→ **WRITTEN EXERCISE**:
Can you reproduce the data verbatim, starting at its first line and ending with the line containing "back-length-label: BACK LENGTH", with both of those lines included?

→ **RECORDS PROVIDED**:
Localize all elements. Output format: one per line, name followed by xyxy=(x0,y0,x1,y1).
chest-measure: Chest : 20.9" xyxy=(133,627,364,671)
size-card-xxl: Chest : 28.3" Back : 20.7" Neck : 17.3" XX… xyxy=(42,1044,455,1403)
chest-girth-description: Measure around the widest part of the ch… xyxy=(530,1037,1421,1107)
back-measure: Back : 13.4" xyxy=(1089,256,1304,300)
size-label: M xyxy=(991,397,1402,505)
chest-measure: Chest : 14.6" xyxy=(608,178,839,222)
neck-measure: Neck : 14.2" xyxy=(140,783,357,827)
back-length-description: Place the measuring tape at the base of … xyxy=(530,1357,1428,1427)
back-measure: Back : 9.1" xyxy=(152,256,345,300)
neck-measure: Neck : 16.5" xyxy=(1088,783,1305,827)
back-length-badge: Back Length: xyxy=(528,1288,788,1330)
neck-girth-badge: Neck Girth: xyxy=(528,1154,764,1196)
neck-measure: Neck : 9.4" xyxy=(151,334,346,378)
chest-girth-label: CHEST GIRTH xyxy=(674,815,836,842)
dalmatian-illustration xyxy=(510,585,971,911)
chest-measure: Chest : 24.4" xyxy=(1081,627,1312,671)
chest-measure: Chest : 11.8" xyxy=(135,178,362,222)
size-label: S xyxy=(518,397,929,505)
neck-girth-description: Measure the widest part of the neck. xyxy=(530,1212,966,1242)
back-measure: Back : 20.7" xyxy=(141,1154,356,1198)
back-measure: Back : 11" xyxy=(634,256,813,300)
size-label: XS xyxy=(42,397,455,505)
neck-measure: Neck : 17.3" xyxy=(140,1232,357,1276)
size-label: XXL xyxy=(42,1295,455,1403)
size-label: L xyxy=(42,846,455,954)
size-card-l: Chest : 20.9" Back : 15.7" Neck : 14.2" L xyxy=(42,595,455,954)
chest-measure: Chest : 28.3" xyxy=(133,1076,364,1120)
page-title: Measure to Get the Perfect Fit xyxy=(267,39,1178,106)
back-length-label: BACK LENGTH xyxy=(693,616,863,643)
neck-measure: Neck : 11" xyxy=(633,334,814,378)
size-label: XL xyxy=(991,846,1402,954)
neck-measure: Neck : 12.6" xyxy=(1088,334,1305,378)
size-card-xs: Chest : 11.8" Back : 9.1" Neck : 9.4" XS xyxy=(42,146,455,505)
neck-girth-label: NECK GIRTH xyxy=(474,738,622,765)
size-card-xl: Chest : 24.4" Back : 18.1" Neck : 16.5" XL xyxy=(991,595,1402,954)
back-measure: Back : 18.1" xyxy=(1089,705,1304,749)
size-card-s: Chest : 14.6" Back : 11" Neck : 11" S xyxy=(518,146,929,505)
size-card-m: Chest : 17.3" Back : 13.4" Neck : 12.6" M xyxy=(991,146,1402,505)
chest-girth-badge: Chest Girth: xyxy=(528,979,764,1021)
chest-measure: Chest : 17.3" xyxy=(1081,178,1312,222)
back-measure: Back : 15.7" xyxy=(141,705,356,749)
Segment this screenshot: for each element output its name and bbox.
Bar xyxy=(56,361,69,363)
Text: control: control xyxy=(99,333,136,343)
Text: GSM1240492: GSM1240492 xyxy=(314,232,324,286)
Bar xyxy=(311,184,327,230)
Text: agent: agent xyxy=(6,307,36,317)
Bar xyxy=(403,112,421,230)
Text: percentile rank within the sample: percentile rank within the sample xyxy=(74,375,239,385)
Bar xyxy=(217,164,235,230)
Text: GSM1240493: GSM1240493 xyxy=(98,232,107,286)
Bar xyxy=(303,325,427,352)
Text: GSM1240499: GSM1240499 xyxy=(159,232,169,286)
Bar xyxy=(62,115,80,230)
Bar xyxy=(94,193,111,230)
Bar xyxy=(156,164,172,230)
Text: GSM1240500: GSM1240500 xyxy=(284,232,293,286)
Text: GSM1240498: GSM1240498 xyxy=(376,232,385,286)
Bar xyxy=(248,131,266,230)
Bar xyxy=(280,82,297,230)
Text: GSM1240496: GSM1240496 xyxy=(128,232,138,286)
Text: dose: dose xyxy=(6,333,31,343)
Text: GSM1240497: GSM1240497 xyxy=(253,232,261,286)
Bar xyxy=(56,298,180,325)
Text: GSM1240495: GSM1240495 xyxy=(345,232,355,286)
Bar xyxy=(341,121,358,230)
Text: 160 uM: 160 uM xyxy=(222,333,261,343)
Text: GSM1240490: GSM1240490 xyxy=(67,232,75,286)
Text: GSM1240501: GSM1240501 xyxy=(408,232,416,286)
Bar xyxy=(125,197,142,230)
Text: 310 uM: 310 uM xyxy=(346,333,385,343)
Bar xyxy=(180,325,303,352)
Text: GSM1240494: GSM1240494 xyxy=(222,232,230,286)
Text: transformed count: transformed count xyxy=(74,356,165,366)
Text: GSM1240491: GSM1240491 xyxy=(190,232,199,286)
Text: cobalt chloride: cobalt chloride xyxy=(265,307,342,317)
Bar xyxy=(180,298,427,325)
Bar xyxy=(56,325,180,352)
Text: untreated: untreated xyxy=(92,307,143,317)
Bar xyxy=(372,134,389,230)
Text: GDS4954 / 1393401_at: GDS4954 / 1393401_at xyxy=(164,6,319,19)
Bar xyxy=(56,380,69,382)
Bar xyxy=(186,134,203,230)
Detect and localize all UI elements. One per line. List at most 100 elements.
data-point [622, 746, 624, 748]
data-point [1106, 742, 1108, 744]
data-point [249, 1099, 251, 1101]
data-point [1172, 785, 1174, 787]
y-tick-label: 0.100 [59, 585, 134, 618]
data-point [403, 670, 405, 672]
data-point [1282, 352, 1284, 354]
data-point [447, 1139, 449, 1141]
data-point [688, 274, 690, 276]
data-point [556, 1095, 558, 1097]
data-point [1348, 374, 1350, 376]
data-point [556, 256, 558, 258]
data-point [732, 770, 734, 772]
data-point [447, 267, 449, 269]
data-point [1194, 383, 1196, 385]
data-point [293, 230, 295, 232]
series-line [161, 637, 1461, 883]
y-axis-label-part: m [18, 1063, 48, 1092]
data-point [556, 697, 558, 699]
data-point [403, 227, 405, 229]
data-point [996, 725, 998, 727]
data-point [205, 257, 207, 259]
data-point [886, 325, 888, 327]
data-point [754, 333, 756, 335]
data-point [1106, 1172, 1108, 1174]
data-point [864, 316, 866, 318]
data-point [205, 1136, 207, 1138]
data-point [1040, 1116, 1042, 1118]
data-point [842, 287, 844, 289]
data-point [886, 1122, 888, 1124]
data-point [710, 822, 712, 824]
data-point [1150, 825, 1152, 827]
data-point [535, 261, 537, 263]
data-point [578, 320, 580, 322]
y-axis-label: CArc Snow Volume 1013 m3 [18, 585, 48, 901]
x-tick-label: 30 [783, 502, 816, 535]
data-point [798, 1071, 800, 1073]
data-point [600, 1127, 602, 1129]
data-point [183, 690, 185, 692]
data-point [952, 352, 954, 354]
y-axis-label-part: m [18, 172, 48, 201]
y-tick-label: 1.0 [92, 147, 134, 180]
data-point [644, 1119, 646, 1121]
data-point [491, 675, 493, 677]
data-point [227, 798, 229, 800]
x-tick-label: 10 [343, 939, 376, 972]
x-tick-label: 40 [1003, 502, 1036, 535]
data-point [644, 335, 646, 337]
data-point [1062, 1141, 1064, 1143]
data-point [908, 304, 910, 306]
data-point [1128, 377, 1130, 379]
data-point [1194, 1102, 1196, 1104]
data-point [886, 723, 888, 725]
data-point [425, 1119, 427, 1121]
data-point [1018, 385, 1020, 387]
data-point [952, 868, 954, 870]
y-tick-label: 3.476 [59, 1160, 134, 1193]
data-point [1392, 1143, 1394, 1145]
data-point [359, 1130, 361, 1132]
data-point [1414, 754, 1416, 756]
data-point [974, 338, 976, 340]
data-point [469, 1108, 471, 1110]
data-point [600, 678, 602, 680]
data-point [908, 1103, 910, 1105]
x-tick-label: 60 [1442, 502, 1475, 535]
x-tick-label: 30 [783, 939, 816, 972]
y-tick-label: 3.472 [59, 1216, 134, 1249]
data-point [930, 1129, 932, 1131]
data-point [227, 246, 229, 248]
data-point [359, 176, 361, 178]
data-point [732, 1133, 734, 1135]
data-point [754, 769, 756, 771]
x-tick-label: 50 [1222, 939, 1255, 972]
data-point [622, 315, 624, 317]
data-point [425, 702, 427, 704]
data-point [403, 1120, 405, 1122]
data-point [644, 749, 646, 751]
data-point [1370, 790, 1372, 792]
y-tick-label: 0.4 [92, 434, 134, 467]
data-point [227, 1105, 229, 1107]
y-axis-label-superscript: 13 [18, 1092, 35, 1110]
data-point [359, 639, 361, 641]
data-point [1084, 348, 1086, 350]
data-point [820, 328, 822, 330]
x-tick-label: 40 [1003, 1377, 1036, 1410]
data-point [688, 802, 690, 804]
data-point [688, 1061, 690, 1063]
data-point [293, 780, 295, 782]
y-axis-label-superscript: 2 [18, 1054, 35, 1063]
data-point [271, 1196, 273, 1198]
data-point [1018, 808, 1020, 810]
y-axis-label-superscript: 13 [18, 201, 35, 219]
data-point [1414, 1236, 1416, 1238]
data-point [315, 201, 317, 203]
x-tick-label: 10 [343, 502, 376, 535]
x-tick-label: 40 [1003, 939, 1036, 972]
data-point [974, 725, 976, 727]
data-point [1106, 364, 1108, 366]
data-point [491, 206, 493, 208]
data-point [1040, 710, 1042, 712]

→ **RESPONSE**:
Localize all elements. Output format: one per line, name followed by xyxy=(x0,y0,x1,y1).
chest-measure: Chest : 20.9" xyxy=(133,627,364,671)
size-card-xxl: Chest : 28.3" Back : 20.7" Neck : 17.3" XX… xyxy=(42,1044,455,1403)
chest-girth-description: Measure around the widest part of the ch… xyxy=(530,1037,1421,1107)
back-measure: Back : 13.4" xyxy=(1089,256,1304,300)
size-label: M xyxy=(991,397,1402,505)
chest-measure: Chest : 14.6" xyxy=(608,178,839,222)
neck-measure: Neck : 14.2" xyxy=(140,783,357,827)
back-length-description: Place the measuring tape at the base of … xyxy=(530,1357,1428,1427)
back-measure: Back : 9.1" xyxy=(152,256,345,300)
neck-measure: Neck : 16.5" xyxy=(1088,783,1305,827)
back-length-badge: Back Length: xyxy=(528,1288,788,1330)
neck-girth-badge: Neck Girth: xyxy=(528,1154,764,1196)
neck-measure: Neck : 9.4" xyxy=(151,334,346,378)
chest-girth-label: CHEST GIRTH xyxy=(674,815,836,842)
dalmatian-illustration xyxy=(510,585,971,911)
chest-measure: Chest : 24.4" xyxy=(1081,627,1312,671)
chest-measure: Chest : 11.8" xyxy=(135,178,362,222)
size-label: S xyxy=(518,397,929,505)
neck-girth-description: Measure the widest part of the neck. xyxy=(530,1212,966,1242)
back-measure: Back : 20.7" xyxy=(141,1154,356,1198)
back-measure: Back : 11" xyxy=(634,256,813,300)
size-label: XS xyxy=(42,397,455,505)
neck-measure: Neck : 17.3" xyxy=(140,1232,357,1276)
size-label: XXL xyxy=(42,1295,455,1403)
size-label: L xyxy=(42,846,455,954)
size-card-l: Chest : 20.9" Back : 15.7" Neck : 14.2" L xyxy=(42,595,455,954)
chest-measure: Chest : 28.3" xyxy=(133,1076,364,1120)
page-title: Measure to Get the Perfect Fit xyxy=(267,39,1178,106)
back-length-label: BACK LENGTH xyxy=(693,616,863,643)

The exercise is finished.